#### REQUIREMENTS
Select the lines of the records containing the word "this" and list them.
================
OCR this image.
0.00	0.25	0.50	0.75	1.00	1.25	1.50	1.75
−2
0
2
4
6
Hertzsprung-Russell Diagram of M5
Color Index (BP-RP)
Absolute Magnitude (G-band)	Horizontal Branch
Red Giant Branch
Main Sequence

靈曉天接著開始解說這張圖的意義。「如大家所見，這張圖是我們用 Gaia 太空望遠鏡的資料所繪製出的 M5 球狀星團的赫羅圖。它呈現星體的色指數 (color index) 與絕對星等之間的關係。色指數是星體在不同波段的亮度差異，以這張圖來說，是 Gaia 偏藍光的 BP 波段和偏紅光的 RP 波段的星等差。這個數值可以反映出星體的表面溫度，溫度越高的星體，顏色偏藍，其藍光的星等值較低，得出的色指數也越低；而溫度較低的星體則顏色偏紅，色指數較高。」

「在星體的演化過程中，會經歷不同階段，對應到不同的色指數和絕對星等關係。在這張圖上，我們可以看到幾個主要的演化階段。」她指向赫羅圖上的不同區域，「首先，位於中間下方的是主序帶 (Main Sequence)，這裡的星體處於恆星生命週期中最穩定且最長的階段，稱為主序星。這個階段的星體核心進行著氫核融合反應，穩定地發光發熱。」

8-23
================
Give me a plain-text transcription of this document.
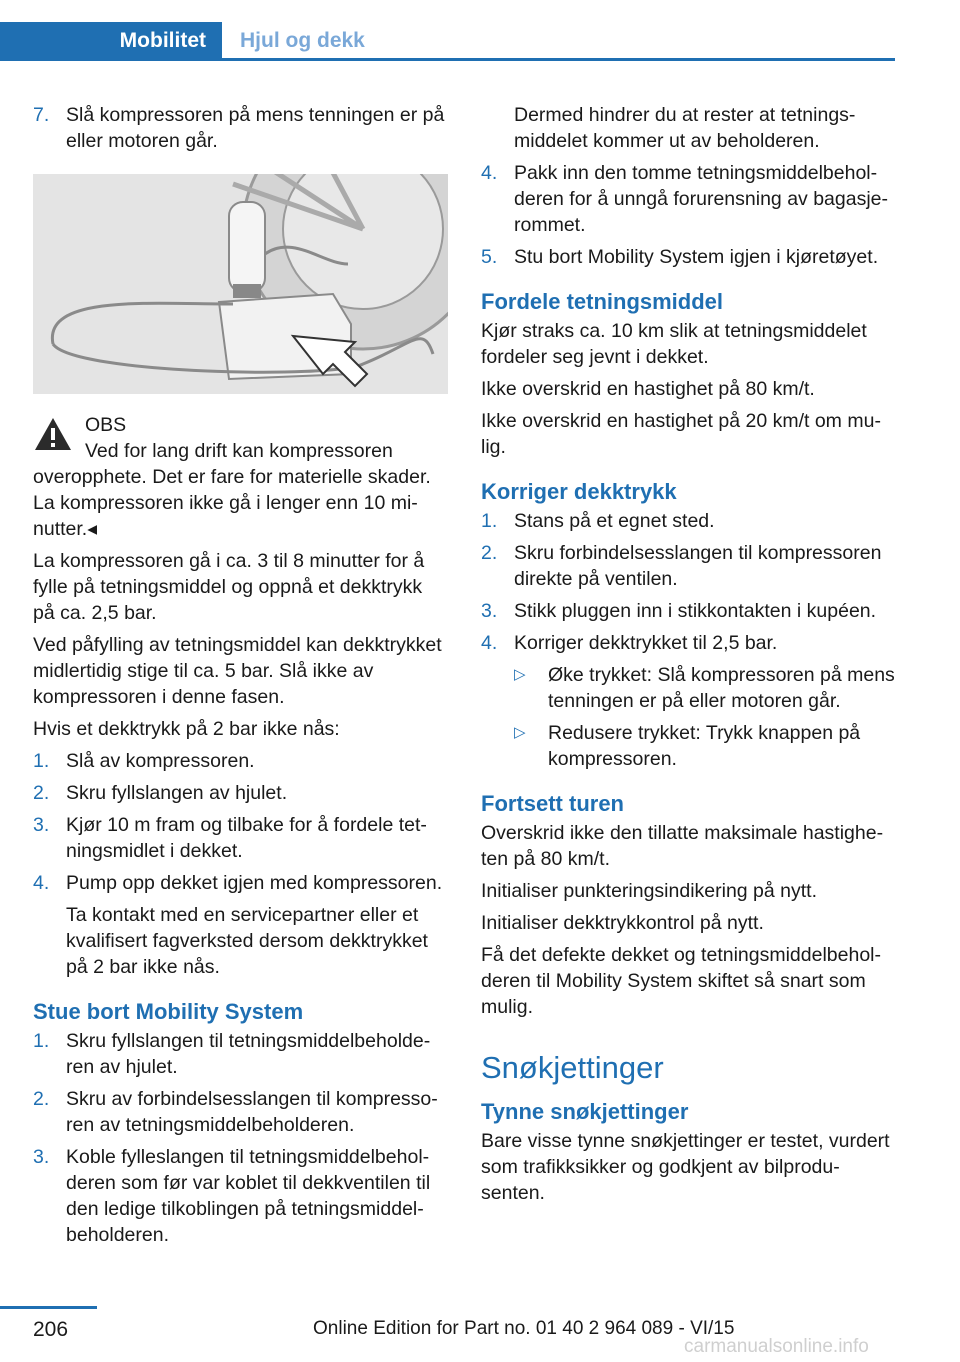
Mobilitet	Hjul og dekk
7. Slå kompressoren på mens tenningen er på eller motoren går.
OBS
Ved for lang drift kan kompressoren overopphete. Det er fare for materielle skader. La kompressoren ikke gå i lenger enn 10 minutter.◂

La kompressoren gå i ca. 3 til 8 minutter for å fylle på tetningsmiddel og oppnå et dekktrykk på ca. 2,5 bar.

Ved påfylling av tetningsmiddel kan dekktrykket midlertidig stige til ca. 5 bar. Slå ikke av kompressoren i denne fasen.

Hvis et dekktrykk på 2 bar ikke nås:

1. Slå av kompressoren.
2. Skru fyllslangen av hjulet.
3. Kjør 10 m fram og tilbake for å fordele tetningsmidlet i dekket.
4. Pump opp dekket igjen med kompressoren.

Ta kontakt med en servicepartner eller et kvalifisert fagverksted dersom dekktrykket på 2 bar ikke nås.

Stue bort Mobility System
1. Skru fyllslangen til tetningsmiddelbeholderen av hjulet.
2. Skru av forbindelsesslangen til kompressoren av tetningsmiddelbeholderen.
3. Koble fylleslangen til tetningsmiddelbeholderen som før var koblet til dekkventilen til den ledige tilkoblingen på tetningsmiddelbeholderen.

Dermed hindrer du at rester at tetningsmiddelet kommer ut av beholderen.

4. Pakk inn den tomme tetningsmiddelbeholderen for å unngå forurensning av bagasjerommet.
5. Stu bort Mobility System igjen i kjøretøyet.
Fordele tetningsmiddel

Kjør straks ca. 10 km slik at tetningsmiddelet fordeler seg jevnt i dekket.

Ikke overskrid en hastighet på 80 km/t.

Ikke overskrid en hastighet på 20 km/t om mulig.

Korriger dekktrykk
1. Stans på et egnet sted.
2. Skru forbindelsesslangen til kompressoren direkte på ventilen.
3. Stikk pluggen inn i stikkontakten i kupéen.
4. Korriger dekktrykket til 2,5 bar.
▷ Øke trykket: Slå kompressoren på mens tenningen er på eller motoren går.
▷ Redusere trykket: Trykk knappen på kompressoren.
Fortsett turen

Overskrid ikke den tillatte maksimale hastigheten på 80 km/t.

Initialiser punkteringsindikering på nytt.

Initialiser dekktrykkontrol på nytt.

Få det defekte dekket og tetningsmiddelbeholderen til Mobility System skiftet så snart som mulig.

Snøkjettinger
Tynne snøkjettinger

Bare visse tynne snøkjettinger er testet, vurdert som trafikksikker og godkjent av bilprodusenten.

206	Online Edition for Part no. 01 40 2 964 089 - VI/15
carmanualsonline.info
================
#### EXPECTED ANSWER
OCR this image.
Give me a plain-text transcription of this document.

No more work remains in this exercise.